[WHAT IS REQUIRED]
Every entry needs to be printed exactly, please.
═══ SUPPLIED DATA ═══
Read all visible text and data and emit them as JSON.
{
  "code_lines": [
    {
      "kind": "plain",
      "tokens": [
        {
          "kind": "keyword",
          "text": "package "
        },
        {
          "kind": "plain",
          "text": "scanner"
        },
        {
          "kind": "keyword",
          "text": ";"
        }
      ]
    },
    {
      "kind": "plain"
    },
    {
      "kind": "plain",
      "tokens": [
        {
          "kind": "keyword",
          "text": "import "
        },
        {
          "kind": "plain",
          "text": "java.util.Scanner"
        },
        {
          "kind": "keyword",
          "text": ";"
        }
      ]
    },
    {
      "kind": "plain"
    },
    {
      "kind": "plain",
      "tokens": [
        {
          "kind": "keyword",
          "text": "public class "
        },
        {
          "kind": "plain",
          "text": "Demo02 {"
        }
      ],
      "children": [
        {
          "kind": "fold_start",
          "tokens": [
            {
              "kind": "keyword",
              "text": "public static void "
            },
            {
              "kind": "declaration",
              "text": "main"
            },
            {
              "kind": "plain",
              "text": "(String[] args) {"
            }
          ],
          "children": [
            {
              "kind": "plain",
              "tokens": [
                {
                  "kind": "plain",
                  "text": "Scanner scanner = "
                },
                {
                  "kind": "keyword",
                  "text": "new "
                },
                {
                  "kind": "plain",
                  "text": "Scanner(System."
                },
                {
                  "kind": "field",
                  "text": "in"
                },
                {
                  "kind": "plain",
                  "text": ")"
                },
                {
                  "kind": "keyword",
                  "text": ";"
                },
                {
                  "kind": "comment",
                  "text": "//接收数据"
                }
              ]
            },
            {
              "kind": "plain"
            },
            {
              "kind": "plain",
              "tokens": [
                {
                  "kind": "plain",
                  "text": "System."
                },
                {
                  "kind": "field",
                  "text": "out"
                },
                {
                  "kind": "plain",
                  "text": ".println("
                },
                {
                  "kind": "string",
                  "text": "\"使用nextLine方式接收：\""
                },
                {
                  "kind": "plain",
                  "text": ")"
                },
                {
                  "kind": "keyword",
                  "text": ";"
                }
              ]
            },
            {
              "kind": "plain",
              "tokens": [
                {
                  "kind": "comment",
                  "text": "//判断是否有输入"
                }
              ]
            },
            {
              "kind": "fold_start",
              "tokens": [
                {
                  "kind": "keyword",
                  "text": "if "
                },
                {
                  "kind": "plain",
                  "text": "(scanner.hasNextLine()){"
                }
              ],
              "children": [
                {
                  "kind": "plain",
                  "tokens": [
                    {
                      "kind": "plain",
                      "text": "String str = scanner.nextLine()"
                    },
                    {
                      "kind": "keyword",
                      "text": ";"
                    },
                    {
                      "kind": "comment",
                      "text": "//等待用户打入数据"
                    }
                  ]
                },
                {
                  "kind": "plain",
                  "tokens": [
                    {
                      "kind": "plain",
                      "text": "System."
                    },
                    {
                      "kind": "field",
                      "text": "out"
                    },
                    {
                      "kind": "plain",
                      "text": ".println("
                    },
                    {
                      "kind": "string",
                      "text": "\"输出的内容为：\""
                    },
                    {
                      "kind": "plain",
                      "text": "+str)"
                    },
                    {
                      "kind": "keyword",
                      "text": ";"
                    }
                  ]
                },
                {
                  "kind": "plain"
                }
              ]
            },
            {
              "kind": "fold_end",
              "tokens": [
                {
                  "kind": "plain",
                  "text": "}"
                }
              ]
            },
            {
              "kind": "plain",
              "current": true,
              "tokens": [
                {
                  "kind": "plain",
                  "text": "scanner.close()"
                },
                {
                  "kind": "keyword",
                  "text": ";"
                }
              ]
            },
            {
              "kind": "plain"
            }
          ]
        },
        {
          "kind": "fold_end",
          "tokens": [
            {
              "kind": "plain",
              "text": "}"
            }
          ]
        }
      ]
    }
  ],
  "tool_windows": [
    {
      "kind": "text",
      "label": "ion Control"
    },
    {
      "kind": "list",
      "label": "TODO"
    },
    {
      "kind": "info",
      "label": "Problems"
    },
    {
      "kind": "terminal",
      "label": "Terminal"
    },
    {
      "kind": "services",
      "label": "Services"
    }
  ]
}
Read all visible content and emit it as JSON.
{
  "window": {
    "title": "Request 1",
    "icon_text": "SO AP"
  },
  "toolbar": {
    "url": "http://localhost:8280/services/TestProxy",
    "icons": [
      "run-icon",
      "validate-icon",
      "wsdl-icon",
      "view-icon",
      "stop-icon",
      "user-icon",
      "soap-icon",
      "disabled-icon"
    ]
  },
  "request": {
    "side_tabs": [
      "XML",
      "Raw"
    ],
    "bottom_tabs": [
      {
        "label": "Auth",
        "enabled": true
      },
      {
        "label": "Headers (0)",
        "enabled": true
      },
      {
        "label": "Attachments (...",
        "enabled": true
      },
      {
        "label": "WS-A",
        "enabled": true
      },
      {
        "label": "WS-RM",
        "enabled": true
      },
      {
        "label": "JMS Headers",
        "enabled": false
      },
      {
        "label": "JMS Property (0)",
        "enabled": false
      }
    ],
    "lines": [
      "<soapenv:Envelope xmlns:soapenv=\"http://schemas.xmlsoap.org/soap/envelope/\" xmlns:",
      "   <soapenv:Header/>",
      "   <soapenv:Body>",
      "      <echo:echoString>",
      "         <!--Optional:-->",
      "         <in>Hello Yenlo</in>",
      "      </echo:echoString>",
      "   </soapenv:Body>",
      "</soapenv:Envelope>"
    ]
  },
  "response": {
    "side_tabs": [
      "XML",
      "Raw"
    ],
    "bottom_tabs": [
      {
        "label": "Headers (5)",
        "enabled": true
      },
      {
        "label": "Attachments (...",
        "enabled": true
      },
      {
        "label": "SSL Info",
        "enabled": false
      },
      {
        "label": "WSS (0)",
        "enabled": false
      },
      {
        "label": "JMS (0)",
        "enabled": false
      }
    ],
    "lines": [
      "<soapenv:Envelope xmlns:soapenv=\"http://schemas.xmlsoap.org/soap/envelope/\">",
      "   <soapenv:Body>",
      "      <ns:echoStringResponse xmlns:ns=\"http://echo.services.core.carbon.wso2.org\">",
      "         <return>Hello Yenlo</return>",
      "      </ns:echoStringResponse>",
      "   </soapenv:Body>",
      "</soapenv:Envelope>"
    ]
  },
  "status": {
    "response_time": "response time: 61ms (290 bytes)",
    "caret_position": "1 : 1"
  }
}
═══
[ANSWER TO THIS TASK]
Read all visible text and data and emit them as JSON.
{
  "code_lines": [
    {
      "kind": "plain",
      "tokens": [
        {
          "kind": "keyword",
          "text": "package "
        },
        {
          "kind": "plain",
          "text": "scanner"
        },
        {
          "kind": "keyword",
          "text": ";"
        }
      ]
    },
    {
      "kind": "plain"
    },
    {
      "kind": "plain",
      "tokens": [
        {
          "kind": "keyword",
          "text": "import "
        },
        {
          "kind": "plain",
          "text": "java.util.Scanner"
        },
        {
          "kind": "keyword",
          "text": ";"
        }
      ]
    },
    {
      "kind": "plain"
    },
    {
      "kind": "plain",
      "tokens": [
        {
          "kind": "keyword",
          "text": "public class "
        },
        {
          "kind": "plain",
          "text": "Demo02 {"
        }
      ],
      "children": [
        {
          "kind": "fold_start",
          "tokens": [
            {
              "kind": "keyword",
              "text": "public static void "
            },
            {
              "kind": "declaration",
              "text": "main"
            },
            {
              "kind": "plain",
              "text": "(String[] args) {"
            }
          ],
          "children": [
            {
              "kind": "plain",
              "tokens": [
                {
                  "kind": "plain",
                  "text": "Scanner scanner = "
                },
                {
                  "kind": "keyword",
                  "text": "new "
                },
                {
                  "kind": "plain",
                  "text": "Scanner(System."
                },
                {
                  "kind": "field",
                  "text": "in"
                },
                {
                  "kind": "plain",
                  "text": ")"
                },
                {
                  "kind": "keyword",
                  "text": ";"
                },
                {
                  "kind": "comment",
                  "text": "//接收数据"
                }
              ]
            },
            {
              "kind": "plain"
            },
            {
              "kind": "plain",
              "tokens": [
                {
                  "kind": "plain",
                  "text": "System."
                },
                {
                  "kind": "field",
                  "text": "out"
                },
                {
                  "kind": "plain",
                  "text": ".println("
                },
                {
                  "kind": "string",
                  "text": "\"使用nextLine方式接收：\""
                },
                {
                  "kind": "plain",
                  "text": ")"
                },
                {
                  "kind": "keyword",
                  "text": ";"
                }
              ]
            },
            {
              "kind": "plain",
              "tokens": [
                {
                  "kind": "comment",
                  "text": "//判断是否有输入"
                }
              ]
            },
            {
              "kind": "fold_start",
              "tokens": [
                {
                  "kind": "keyword",
                  "text": "if "
                },
                {
                  "kind": "plain",
                  "text": "(scanner.hasNextLine()){"
                }
              ],
              "children": [
                {
                  "kind": "plain",
                  "tokens": [
                    {
                      "kind": "plain",
                      "text": "String str = scanner.nextLine()"
                    },
                    {
                      "kind": "keyword",
                      "text": ";"
                    },
                    {
                      "kind": "comment",
                      "text": "//等待用户打入数据"
                    }
                  ]
                },
                {
                  "kind": "plain",
                  "tokens": [
                    {
                      "kind": "plain",
                      "text": "System."
                    },
                    {
                      "kind": "field",
                      "text": "out"
                    },
                    {
                      "kind": "plain",
                      "text": ".println("
                    },
                    {
                      "kind": "string",
                      "text": "\"输出的内容为：\""
                    },
                    {
                      "kind": "plain",
                      "text": "+str)"
                    },
                    {
                      "kind": "keyword",
                      "text": ";"
                    }
                  ]
                },
                {
                  "kind": "plain"
                }
              ]
            },
            {
              "kind": "fold_end",
              "tokens": [
                {
                  "kind": "plain",
                  "text": "}"
                }
              ]
            },
            {
              "kind": "plain",
              "current": true,
              "tokens": [
                {
                  "kind": "plain",
                  "text": "scanner.close()"
                },
                {
                  "kind": "keyword",
                  "text": ";"
                }
              ]
            },
            {
              "kind": "plain"
            }
          ]
        },
        {
          "kind": "fold_end",
          "tokens": [
            {
              "kind": "plain",
              "text": "}"
            }
          ]
        }
      ]
    }
  ],
  "tool_windows": [
    {
      "kind": "text",
      "label": "ion Control"
    },
    {
      "kind": "list",
      "label": "TODO"
    },
    {
      "kind": "info",
      "label": "Problems"
    },
    {
      "kind": "terminal",
      "label": "Terminal"
    },
    {
      "kind": "services",
      "label": "Services"
    }
  ]
}
Read all visible content and emit it as JSON.
{
  "window": {
    "title": "Request 1",
    "icon_text": "SO AP"
  },
  "toolbar": {
    "url": "http://localhost:8280/services/TestProxy",
    "icons": [
      "run-icon",
      "validate-icon",
      "wsdl-icon",
      "view-icon",
      "stop-icon",
      "user-icon",
      "soap-icon",
      "disabled-icon"
    ]
  },
  "request": {
    "side_tabs": [
      "XML",
      "Raw"
    ],
    "bottom_tabs": [
      {
        "label": "Auth",
        "enabled": true
      },
      {
        "label": "Headers (0)",
        "enabled": true
      },
      {
        "label": "Attachments (...",
        "enabled": true
      },
      {
        "label": "WS-A",
        "enabled": true
      },
      {
        "label": "WS-RM",
        "enabled": true
      },
      {
        "label": "JMS Headers",
        "enabled": false
      },
      {
        "label": "JMS Property (0)",
        "enabled": false
      }
    ],
    "lines": [
      "<soapenv:Envelope xmlns:soapenv=\"http://schemas.xmlsoap.org/soap/envelope/\" xmlns:",
      "   <soapenv:Header/>",
      "   <soapenv:Body>",
      "      <echo:echoString>",
      "         <!--Optional:-->",
      "         <in>Hello Yenlo</in>",
      "      </echo:echoString>",
      "   </soapenv:Body>",
      "</soapenv:Envelope>"
    ]
  },
  "response": {
    "side_tabs": [
      "XML",
      "Raw"
    ],
    "bottom_tabs": [
      {
        "label": "Headers (5)",
        "enabled": true
      },
      {
        "label": "Attachments (...",
        "enabled": true
      },
      {
        "label": "SSL Info",
        "enabled": false
      },
      {
        "label": "WSS (0)",
        "enabled": false
      },
      {
        "label": "JMS (0)",
        "enabled": false
      }
    ],
    "lines": [
      "<soapenv:Envelope xmlns:soapenv=\"http://schemas.xmlsoap.org/soap/envelope/\">",
      "   <soapenv:Body>",
      "      <ns:echoStringResponse xmlns:ns=\"http://echo.services.core.carbon.wso2.org\">",
      "         <return>Hello Yenlo</return>",
      "      </ns:echoStringResponse>",
      "   </soapenv:Body>",
      "</soapenv:Envelope>"
    ]
  },
  "status": {
    "response_time": "response time: 61ms (290 bytes)",
    "caret_position": "1 : 1"
  }
}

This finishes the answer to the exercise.